» Written instruction
Convert the listing between the lines holding "UI element localization: list" and "x-tick-label: 2025-07-27 —", inclusive, into a two-column CSV with the headers instruction and response, one row per listing, putting the text in instruction and its answer in response. Quote each field, replace line breaks with spaces, and leave out the pictures.
[Recorded data start]
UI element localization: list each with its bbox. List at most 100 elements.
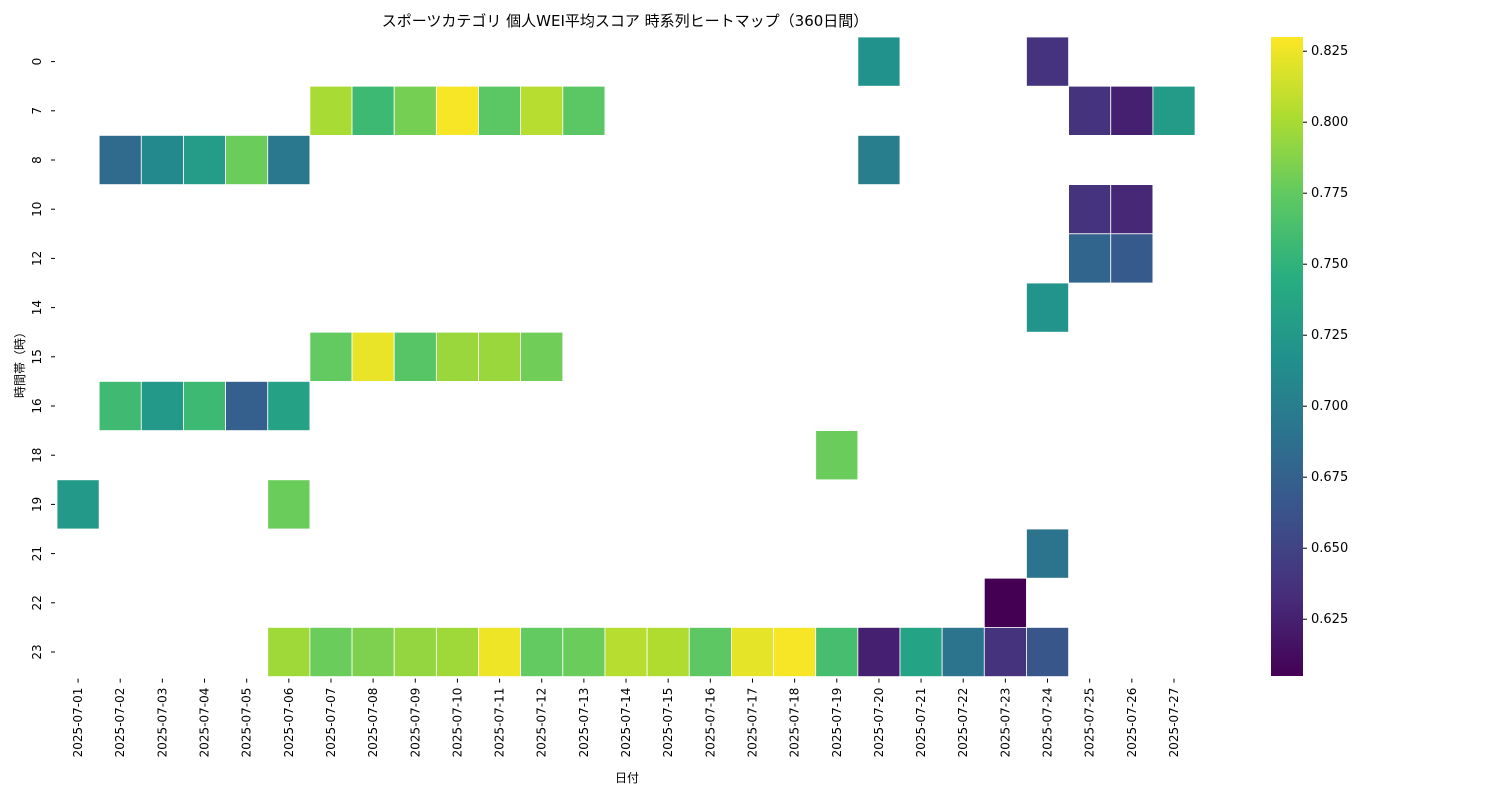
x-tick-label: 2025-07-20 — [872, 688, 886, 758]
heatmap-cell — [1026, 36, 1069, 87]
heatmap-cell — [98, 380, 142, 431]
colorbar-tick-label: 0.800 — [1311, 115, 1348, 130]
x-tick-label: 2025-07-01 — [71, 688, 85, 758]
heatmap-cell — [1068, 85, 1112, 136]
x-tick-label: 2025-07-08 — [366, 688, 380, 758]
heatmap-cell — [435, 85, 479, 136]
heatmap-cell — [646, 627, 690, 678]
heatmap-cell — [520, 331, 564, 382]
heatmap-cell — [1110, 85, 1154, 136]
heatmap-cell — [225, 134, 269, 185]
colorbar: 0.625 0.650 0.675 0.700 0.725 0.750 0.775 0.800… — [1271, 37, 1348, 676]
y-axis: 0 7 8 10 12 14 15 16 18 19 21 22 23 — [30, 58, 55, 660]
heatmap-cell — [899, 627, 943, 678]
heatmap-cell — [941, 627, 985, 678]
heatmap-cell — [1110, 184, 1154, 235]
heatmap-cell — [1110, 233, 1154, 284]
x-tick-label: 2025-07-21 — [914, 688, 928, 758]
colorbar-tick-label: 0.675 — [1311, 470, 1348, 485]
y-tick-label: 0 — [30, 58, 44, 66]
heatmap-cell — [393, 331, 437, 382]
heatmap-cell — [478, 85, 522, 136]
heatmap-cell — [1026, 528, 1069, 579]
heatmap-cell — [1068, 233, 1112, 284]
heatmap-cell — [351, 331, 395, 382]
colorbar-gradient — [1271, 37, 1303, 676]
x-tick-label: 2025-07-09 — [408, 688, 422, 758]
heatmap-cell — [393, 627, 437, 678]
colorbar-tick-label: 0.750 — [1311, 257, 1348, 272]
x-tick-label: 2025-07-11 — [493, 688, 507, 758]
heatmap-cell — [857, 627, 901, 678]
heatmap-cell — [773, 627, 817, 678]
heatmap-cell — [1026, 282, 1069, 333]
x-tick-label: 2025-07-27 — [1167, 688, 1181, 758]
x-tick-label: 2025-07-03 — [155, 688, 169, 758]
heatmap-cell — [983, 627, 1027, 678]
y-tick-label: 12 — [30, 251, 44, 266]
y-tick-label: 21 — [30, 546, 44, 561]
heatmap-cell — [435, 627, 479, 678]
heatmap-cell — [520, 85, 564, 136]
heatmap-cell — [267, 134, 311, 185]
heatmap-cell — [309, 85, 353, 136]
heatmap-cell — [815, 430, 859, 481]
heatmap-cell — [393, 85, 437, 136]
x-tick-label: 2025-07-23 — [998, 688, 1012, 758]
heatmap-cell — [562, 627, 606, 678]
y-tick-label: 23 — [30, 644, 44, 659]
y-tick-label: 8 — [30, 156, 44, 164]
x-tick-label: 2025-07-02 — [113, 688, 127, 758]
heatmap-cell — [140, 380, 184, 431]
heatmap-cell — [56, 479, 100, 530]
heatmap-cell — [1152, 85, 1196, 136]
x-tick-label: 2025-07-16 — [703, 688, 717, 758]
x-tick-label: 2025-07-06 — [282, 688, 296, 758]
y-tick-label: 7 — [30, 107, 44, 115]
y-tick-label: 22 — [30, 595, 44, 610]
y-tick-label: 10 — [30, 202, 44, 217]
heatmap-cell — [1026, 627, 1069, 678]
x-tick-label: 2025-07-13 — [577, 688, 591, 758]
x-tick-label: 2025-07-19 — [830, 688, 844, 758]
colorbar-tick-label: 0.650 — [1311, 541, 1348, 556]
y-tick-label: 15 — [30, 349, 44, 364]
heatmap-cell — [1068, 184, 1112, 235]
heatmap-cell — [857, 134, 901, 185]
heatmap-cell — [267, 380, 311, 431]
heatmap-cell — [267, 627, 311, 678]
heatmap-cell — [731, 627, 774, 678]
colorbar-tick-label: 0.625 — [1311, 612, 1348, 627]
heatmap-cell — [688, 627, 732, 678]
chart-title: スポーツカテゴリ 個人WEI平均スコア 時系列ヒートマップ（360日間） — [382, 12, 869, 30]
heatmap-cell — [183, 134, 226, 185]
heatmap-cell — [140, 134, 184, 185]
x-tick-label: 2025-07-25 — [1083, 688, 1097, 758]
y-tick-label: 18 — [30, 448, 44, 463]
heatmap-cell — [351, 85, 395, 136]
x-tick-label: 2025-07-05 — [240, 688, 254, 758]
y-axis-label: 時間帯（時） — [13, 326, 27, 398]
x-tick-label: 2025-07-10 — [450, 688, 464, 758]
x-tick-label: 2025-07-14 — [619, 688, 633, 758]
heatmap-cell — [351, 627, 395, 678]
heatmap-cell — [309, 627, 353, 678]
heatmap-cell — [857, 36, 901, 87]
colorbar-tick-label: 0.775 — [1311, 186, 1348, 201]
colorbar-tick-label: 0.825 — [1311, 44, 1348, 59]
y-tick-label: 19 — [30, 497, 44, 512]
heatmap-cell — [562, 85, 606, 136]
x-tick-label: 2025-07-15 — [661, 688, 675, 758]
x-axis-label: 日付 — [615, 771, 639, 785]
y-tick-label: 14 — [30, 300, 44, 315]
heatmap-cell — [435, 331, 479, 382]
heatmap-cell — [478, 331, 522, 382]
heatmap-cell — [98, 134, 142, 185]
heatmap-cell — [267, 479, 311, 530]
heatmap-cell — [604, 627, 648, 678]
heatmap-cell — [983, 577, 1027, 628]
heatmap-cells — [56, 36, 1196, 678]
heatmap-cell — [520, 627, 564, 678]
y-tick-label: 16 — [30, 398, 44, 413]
[Recorded data end]
[Recorded data start]
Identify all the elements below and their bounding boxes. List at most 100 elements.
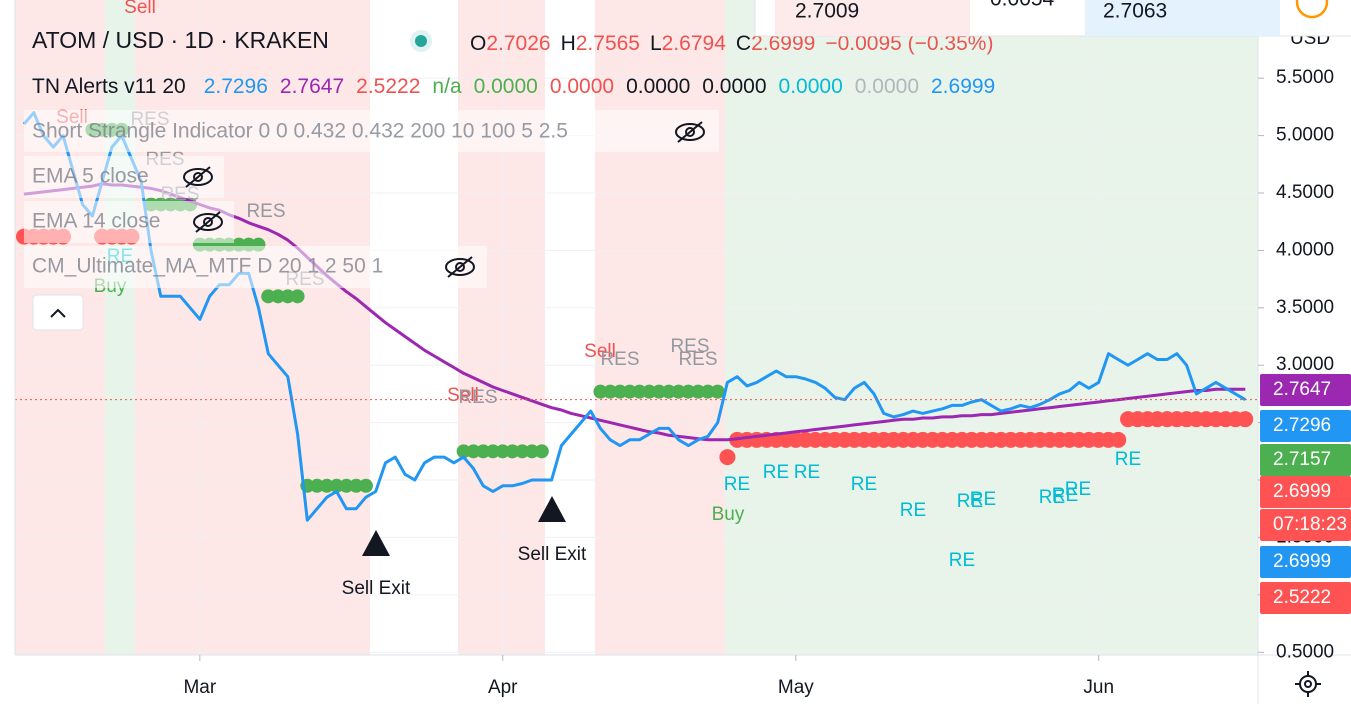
[Recorded data end]
[Recorded data start]
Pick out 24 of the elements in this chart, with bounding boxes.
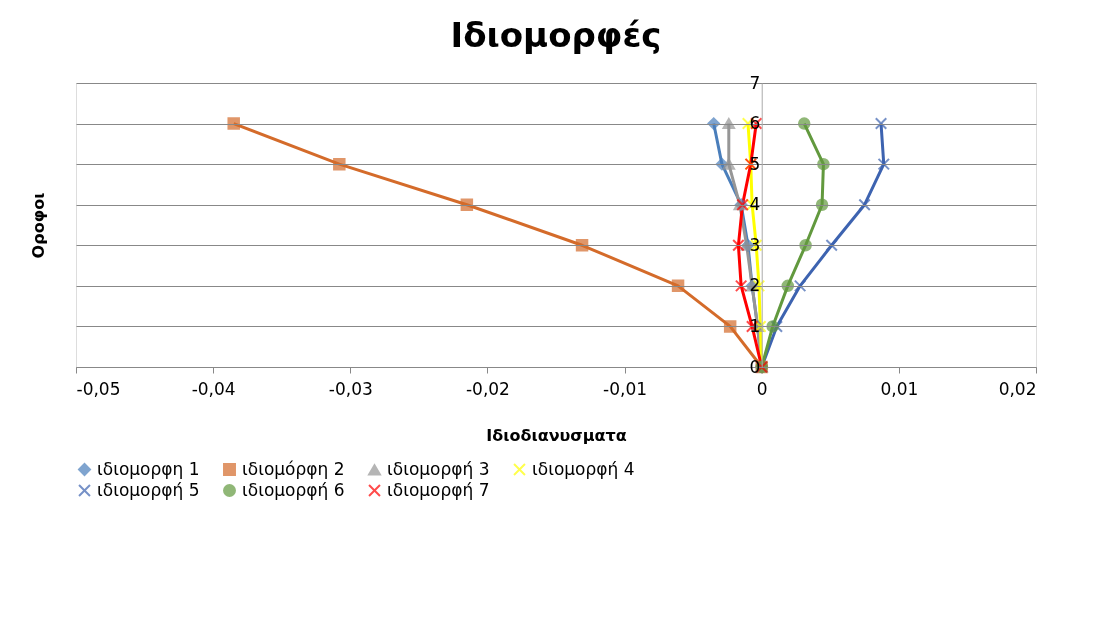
[Recorded data end]
» Output
instruction,response
"UI element localization: list each with its bbox. List at most 100 elements.","x-tick-label: 2025-07-20 — [872, 688, 886, 758] heatmap-cell — [1026, 36, 1069, 87] heatmap-cell — [98, 380, 142, 431] colorbar-tick-label: 0.800 — [1311, 115, 1348, 130] x-tick-label: 2025-07-01 — [71, 688, 85, 758] heatmap-cell — [1068, 85, 1112, 136] x-tick-label: 2025-07-08 — [366, 688, 380, 758] heatmap-cell — [435, 85, 479, 136] heatmap-cell — [646, 627, 690, 678] heatmap-cell — [520, 331, 564, 382] heatmap-cell — [1110, 85, 1154, 136] heatmap-cell — [225, 134, 269, 185] colorbar: 0.625 0.650 0.675 0.700 0.725 0.750 0.775 0.800… — [1271, 37, 1348, 676] y-axis: 0 7 8 10 12 14 15 16 18 19 21 22 23 — [30, 58, 55, 660] heatmap-cell — [899, 627, 943, 678] heatmap-cell — [941, 627, 985, 678] heatmap-cell — [1110, 184, 1154, 235] heatmap-cell — [1110, 233, 1154, 284] x-tick-label: 2025-07-21 — [914, 688, 928, 758] colorbar-tick-label: 0.675 — [1311, 470, 1348, 485] y-tick-label: 0 — [30, 58, 44, 66] heatmap-cell — [393, 331, 437, 382] heatmap-cell — [478, 85, 522, 136] heatmap-cell — [1026, 528, 1069, 579] heatmap-cell — [1068, 233, 1112, 284] heatmap-cell — [351, 331, 395, 382] colorbar-gradient — [1271, 37, 1303, 676] x-tick-label: 2025-07-09 — [408, 688, 422, 758] heatmap-cell — [393, 627, 437, 678] colorbar-tick-label: 0.750 — [1311, 257, 1348, 272] x-tick-label: 2025-07-11 — [493, 688, 507, 758] heatmap-cell — [857, 627, 901, 678] heatmap-cell — [773, 627, 817, 678] heatmap-cell — [1026, 282, 1069, 333] x-tick-label: 2025-07-27 — [1167, 688, 1181, 758]"